#### INPUT ROWS ####

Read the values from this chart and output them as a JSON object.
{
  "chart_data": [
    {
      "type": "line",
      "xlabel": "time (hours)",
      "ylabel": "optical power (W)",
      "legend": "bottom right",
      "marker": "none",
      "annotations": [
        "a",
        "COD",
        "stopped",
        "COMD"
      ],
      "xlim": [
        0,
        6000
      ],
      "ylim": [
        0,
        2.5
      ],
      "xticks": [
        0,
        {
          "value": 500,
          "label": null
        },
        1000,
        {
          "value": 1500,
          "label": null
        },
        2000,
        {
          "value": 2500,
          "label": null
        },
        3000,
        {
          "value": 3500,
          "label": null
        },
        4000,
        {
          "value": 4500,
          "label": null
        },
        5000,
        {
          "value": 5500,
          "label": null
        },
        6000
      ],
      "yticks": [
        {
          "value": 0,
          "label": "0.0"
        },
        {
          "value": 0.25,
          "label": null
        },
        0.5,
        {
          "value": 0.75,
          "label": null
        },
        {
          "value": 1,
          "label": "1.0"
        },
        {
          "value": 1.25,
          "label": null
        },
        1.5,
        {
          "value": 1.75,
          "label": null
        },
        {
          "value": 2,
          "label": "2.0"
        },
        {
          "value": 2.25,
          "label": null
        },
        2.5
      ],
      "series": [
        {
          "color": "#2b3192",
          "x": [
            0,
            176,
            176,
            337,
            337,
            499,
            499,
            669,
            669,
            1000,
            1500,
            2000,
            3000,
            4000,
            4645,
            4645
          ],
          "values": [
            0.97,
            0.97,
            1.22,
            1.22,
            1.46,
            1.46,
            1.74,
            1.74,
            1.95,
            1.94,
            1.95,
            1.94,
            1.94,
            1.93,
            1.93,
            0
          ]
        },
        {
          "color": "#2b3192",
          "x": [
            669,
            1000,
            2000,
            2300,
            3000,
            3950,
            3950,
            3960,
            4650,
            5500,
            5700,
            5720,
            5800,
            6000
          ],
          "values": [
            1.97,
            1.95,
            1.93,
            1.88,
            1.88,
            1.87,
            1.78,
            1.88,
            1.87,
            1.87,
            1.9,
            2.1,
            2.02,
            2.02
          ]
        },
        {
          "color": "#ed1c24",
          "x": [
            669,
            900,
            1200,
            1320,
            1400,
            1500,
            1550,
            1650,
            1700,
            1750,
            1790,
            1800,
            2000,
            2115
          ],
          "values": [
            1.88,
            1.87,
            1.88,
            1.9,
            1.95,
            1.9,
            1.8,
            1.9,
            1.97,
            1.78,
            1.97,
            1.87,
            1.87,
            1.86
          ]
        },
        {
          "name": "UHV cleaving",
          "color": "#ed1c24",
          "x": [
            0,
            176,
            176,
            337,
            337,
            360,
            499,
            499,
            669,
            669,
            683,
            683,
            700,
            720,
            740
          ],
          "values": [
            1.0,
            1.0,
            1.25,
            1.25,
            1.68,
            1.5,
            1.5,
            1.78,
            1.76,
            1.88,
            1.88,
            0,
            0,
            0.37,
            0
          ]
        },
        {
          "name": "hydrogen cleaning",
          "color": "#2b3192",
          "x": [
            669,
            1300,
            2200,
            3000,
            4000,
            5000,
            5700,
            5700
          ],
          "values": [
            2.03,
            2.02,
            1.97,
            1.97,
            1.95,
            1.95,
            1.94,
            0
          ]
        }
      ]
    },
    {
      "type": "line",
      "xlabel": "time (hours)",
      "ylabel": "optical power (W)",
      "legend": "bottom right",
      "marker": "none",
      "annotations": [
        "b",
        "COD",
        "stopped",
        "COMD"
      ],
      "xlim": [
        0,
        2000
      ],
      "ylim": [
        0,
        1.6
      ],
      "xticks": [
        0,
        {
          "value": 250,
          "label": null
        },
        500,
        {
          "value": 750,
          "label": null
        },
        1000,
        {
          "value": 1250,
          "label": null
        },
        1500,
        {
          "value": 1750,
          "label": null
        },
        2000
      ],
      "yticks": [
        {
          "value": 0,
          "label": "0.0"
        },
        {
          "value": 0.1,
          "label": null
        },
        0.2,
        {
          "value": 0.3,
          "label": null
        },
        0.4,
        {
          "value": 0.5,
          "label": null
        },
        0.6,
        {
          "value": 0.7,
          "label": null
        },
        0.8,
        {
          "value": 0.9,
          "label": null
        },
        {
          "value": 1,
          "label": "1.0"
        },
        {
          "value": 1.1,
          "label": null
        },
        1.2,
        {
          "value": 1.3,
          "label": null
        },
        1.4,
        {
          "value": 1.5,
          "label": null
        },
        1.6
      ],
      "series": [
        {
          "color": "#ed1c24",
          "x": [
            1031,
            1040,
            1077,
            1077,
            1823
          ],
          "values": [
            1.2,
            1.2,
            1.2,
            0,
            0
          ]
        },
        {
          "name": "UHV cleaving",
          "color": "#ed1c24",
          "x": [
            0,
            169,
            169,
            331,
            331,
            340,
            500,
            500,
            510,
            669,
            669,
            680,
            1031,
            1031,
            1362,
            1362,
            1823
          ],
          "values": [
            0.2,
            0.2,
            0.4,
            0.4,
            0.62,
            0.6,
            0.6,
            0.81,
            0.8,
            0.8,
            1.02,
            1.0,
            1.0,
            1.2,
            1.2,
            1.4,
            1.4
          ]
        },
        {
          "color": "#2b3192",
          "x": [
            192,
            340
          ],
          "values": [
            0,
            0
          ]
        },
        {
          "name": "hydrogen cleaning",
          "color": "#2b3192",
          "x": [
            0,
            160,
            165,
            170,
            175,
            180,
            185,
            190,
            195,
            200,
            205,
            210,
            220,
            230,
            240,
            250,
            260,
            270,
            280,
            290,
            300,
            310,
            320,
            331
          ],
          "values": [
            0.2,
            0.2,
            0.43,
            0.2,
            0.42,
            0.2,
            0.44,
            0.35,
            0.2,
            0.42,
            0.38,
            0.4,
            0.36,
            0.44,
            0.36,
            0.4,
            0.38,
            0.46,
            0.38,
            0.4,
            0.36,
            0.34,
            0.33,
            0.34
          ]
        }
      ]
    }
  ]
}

####

## TASK DETAILS:
Can you reproduce all the material exactly?

## TASK RESPONSE:
Read the values from this chart and output them as a JSON object.
{
  "chart_data": [
    {
      "type": "line",
      "xlabel": "time (hours)",
      "ylabel": "optical power (W)",
      "legend": "bottom right",
      "marker": "none",
      "annotations": [
        "a",
        "COD",
        "stopped",
        "COMD"
      ],
      "xlim": [
        0,
        6000
      ],
      "ylim": [
        0,
        2.5
      ],
      "xticks": [
        0,
        {
          "value": 500,
          "label": null
        },
        1000,
        {
          "value": 1500,
          "label": null
        },
        2000,
        {
          "value": 2500,
          "label": null
        },
        3000,
        {
          "value": 3500,
          "label": null
        },
        4000,
        {
          "value": 4500,
          "label": null
        },
        5000,
        {
          "value": 5500,
          "label": null
        },
        6000
      ],
      "yticks": [
        {
          "value": 0,
          "label": "0.0"
        },
        {
          "value": 0.25,
          "label": null
        },
        0.5,
        {
          "value": 0.75,
          "label": null
        },
        {
          "value": 1,
          "label": "1.0"
        },
        {
          "value": 1.25,
          "label": null
        },
        1.5,
        {
          "value": 1.75,
          "label": null
        },
        {
          "value": 2,
          "label": "2.0"
        },
        {
          "value": 2.25,
          "label": null
        },
        2.5
      ],
      "series": [
        {
          "color": "#2b3192",
          "x": [
            0,
            176,
            176,
            337,
            337,
            499,
            499,
            669,
            669,
            1000,
            1500,
            2000,
            3000,
            4000,
            4645,
            4645
          ],
          "values": [
            0.97,
            0.97,
            1.22,
            1.22,
            1.46,
            1.46,
            1.74,
            1.74,
            1.95,
            1.94,
            1.95,
            1.94,
            1.94,
            1.93,
            1.93,
            0
          ]
        },
        {
          "color": "#2b3192",
          "x": [
            669,
            1000,
            2000,
            2300,
            3000,
            3950,
            3950,
            3960,
            4650,
            5500,
            5700,
            5720,
            5800,
            6000
          ],
          "values": [
            1.97,
            1.95,
            1.93,
            1.88,
            1.88,
            1.87,
            1.78,
            1.88,
            1.87,
            1.87,
            1.9,
            2.1,
            2.02,
            2.02
          ]
        },
        {
          "color": "#ed1c24",
          "x": [
            669,
            900,
            1200,
            1320,
            1400,
            1500,
            1550,
            1650,
            1700,
            1750,
            1790,
            1800,
            2000,
            2115
          ],
          "values": [
            1.88,
            1.87,
            1.88,
            1.9,
            1.95,
            1.9,
            1.8,
            1.9,
            1.97,
            1.78,
            1.97,
            1.87,
            1.87,
            1.86
          ]
        },
        {
          "name": "UHV cleaving",
          "color": "#ed1c24",
          "x": [
            0,
            176,
            176,
            337,
            337,
            360,
            499,
            499,
            669,
            669,
            683,
            683,
            700,
            720,
            740
          ],
          "values": [
            1.0,
            1.0,
            1.25,
            1.25,
            1.68,
            1.5,
            1.5,
            1.78,
            1.76,
            1.88,
            1.88,
            0,
            0,
            0.37,
            0
          ]
        },
        {
          "name": "hydrogen cleaning",
          "color": "#2b3192",
          "x": [
            669,
            1300,
            2200,
            3000,
            4000,
            5000,
            5700,
            5700
          ],
          "values": [
            2.03,
            2.02,
            1.97,
            1.97,
            1.95,
            1.95,
            1.94,
            0
          ]
        }
      ]
    },
    {
      "type": "line",
      "xlabel": "time (hours)",
      "ylabel": "optical power (W)",
      "legend": "bottom right",
      "marker": "none",
      "annotations": [
        "b",
        "COD",
        "stopped",
        "COMD"
      ],
      "xlim": [
        0,
        2000
      ],
      "ylim": [
        0,
        1.6
      ],
      "xticks": [
        0,
        {
          "value": 250,
          "label": null
        },
        500,
        {
          "value": 750,
          "label": null
        },
        1000,
        {
          "value": 1250,
          "label": null
        },
        1500,
        {
          "value": 1750,
          "label": null
        },
        2000
      ],
      "yticks": [
        {
          "value": 0,
          "label": "0.0"
        },
        {
          "value": 0.1,
          "label": null
        },
        0.2,
        {
          "value": 0.3,
          "label": null
        },
        0.4,
        {
          "value": 0.5,
          "label": null
        },
        0.6,
        {
          "value": 0.7,
          "label": null
        },
        0.8,
        {
          "value": 0.9,
          "label": null
        },
        {
          "value": 1,
          "label": "1.0"
        },
        {
          "value": 1.1,
          "label": null
        },
        1.2,
        {
          "value": 1.3,
          "label": null
        },
        1.4,
        {
          "value": 1.5,
          "label": null
        },
        1.6
      ],
      "series": [
        {
          "color": "#ed1c24",
          "x": [
            1031,
            1040,
            1077,
            1077,
            1823
          ],
          "values": [
            1.2,
            1.2,
            1.2,
            0,
            0
          ]
        },
        {
          "name": "UHV cleaving",
          "color": "#ed1c24",
          "x": [
            0,
            169,
            169,
            331,
            331,
            340,
            500,
            500,
            510,
            669,
            669,
            680,
            1031,
            1031,
            1362,
            1362,
            1823
          ],
          "values": [
            0.2,
            0.2,
            0.4,
            0.4,
            0.62,
            0.6,
            0.6,
            0.81,
            0.8,
            0.8,
            1.02,
            1.0,
            1.0,
            1.2,
            1.2,
            1.4,
            1.4
          ]
        },
        {
          "color": "#2b3192",
          "x": [
            192,
            340
          ],
          "values": [
            0,
            0
          ]
        },
        {
          "name": "hydrogen cleaning",
          "color": "#2b3192",
          "x": [
            0,
            160,
            165,
            170,
            175,
            180,
            185,
            190,
            195,
            200,
            205,
            210,
            220,
            230,
            240,
            250,
            260,
            270,
            280,
            290,
            300,
            310,
            320,
            331
          ],
          "values": [
            0.2,
            0.2,
            0.43,
            0.2,
            0.42,
            0.2,
            0.44,
            0.35,
            0.2,
            0.42,
            0.38,
            0.4,
            0.36,
            0.44,
            0.36,
            0.4,
            0.38,
            0.46,
            0.38,
            0.4,
            0.36,
            0.34,
            0.33,
            0.34
          ]
        }
      ]
    }
  ]
}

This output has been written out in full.